◆ Dataset entries

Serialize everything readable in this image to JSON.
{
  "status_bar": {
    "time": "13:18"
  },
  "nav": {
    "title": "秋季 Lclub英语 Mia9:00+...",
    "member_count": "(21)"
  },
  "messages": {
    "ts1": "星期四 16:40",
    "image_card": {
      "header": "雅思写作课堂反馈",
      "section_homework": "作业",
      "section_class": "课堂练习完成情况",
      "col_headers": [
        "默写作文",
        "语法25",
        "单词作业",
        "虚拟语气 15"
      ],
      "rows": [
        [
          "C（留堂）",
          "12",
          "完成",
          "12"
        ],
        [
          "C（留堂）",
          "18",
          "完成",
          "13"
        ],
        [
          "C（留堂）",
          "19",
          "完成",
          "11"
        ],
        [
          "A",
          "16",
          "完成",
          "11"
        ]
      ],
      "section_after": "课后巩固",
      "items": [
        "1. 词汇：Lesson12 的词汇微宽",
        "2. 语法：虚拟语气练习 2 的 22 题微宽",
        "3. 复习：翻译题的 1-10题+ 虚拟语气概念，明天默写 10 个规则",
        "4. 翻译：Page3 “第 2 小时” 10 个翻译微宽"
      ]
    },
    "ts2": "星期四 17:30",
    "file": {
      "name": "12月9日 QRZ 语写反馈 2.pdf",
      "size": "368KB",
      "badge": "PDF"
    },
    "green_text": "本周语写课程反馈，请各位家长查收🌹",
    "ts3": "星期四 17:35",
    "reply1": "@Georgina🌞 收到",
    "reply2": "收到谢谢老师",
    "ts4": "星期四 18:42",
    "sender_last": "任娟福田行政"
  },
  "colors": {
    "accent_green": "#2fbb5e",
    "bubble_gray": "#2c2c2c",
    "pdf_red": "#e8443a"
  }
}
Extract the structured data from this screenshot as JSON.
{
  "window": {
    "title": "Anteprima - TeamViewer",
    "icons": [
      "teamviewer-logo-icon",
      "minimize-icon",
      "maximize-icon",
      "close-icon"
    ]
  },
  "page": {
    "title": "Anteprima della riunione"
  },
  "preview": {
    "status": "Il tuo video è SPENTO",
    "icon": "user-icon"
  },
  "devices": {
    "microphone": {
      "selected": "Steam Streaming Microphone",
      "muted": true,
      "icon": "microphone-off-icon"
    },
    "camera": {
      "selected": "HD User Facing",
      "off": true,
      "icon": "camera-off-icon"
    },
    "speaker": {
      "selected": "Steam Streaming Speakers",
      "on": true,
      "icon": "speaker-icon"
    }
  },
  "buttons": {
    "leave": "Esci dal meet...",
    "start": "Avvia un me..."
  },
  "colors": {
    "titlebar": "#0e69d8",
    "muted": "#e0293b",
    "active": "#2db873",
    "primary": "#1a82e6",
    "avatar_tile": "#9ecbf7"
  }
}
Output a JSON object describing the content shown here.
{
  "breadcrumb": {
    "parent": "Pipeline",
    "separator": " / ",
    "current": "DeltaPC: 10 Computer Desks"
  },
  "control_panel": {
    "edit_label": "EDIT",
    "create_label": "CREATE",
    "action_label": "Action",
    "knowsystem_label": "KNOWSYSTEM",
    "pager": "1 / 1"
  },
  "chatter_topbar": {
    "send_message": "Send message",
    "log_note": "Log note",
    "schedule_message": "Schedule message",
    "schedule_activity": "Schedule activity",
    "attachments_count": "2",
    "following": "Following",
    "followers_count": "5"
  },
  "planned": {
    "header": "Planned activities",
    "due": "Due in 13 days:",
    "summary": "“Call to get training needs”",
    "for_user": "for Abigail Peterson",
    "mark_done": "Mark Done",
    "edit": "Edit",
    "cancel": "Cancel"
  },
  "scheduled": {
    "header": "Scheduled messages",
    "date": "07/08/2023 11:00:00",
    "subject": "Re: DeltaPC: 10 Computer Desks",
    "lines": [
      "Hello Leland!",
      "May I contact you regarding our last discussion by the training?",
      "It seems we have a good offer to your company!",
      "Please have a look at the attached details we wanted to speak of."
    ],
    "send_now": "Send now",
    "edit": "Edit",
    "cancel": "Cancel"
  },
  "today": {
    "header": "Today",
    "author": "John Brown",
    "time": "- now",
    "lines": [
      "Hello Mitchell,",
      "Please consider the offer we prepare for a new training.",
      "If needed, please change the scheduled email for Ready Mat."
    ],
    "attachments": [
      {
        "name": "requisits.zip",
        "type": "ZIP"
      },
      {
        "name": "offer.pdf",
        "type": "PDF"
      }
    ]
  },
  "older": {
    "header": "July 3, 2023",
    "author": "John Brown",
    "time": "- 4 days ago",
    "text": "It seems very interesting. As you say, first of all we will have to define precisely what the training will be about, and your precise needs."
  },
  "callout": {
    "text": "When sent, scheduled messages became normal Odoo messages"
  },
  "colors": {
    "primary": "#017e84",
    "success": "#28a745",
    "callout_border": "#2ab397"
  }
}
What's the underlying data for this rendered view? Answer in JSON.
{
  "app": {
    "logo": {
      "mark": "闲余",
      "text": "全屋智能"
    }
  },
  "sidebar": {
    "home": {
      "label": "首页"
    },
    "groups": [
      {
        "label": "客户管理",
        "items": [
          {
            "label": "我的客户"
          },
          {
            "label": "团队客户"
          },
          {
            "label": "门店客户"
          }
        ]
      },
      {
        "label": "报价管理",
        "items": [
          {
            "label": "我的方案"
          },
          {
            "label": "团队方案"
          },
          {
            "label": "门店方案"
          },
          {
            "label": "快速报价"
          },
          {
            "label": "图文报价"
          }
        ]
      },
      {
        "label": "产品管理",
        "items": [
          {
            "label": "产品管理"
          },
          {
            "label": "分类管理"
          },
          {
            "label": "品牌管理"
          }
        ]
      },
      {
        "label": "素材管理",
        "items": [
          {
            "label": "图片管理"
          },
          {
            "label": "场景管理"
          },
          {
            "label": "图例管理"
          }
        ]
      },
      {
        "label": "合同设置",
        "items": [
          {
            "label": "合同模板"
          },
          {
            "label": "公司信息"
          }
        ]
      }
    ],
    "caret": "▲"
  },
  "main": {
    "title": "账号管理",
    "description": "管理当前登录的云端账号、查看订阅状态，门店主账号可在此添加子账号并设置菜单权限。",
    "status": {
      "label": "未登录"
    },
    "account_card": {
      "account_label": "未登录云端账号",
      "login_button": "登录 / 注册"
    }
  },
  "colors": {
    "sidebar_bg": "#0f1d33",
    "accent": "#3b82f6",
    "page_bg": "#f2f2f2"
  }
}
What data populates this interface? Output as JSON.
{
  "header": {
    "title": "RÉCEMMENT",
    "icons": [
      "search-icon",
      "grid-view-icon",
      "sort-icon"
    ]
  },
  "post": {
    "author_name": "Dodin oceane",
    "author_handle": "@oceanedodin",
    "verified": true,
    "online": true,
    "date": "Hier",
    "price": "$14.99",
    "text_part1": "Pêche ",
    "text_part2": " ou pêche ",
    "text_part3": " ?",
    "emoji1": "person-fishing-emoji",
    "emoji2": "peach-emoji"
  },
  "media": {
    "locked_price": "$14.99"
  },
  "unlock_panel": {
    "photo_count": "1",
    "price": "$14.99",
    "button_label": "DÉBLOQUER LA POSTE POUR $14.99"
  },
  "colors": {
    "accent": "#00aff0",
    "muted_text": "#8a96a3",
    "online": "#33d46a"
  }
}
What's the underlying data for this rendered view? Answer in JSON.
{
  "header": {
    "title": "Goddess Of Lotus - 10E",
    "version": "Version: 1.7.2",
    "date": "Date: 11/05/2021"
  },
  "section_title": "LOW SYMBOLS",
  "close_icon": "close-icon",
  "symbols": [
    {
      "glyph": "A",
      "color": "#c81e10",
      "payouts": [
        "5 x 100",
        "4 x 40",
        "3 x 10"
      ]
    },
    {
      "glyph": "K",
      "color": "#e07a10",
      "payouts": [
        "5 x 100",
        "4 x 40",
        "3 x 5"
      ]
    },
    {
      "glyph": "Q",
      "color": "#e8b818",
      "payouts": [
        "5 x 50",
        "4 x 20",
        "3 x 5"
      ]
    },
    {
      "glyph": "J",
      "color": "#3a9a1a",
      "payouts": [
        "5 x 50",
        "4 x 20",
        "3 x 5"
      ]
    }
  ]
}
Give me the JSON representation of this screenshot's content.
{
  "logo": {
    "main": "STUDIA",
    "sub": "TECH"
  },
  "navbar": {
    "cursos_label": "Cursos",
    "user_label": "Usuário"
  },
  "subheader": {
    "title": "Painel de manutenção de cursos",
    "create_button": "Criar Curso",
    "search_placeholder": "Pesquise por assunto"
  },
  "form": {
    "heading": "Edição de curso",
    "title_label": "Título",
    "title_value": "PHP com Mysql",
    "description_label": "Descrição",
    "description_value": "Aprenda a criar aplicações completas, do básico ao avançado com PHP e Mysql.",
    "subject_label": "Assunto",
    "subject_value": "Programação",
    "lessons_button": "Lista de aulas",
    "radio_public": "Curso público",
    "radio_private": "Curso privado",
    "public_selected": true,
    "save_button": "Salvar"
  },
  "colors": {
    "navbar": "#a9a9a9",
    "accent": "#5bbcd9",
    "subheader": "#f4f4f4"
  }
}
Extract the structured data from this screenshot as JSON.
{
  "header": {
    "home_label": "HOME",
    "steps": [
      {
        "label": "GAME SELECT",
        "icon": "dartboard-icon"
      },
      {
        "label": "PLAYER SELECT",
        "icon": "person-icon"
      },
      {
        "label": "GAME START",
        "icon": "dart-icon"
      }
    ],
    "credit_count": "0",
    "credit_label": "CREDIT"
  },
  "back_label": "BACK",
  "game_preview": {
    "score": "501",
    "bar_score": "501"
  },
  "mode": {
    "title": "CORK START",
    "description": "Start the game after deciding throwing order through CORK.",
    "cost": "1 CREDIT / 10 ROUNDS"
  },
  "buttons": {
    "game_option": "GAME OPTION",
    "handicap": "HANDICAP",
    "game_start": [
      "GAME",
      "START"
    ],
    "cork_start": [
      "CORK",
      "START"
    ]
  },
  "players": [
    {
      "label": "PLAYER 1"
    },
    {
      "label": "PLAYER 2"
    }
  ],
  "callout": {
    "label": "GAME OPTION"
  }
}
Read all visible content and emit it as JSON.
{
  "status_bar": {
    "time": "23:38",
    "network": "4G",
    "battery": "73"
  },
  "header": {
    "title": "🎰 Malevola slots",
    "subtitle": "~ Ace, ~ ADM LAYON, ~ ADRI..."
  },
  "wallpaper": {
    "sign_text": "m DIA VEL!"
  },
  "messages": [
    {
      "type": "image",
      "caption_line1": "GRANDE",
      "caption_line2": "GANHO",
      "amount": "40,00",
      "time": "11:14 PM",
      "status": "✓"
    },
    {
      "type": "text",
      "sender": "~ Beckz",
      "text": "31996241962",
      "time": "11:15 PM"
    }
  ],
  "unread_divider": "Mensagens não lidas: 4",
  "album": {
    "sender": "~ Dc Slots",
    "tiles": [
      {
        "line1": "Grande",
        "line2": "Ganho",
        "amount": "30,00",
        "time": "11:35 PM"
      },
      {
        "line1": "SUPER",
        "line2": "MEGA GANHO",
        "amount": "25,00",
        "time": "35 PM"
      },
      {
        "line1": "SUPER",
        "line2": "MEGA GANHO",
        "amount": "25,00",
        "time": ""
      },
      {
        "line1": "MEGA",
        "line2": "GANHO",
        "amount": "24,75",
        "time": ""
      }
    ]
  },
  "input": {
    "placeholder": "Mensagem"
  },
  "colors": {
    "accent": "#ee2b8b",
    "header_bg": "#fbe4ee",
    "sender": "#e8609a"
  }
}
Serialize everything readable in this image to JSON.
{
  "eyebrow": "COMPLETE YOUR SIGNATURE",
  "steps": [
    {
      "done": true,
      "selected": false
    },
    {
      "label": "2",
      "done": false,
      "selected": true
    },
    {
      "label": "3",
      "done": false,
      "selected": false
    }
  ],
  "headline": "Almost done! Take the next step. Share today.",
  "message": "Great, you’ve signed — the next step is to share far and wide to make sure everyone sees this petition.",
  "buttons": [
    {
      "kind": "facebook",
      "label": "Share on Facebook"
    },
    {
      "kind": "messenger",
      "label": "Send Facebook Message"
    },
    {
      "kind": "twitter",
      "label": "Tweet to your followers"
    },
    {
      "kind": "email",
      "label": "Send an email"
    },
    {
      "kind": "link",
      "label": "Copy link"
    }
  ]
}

◆ Aim of the exercise
Filter the entries and copy out every line with the word "person".

◆ Complete output
    "emoji1": "person-fishing-emoji",
        "icon": "person-icon"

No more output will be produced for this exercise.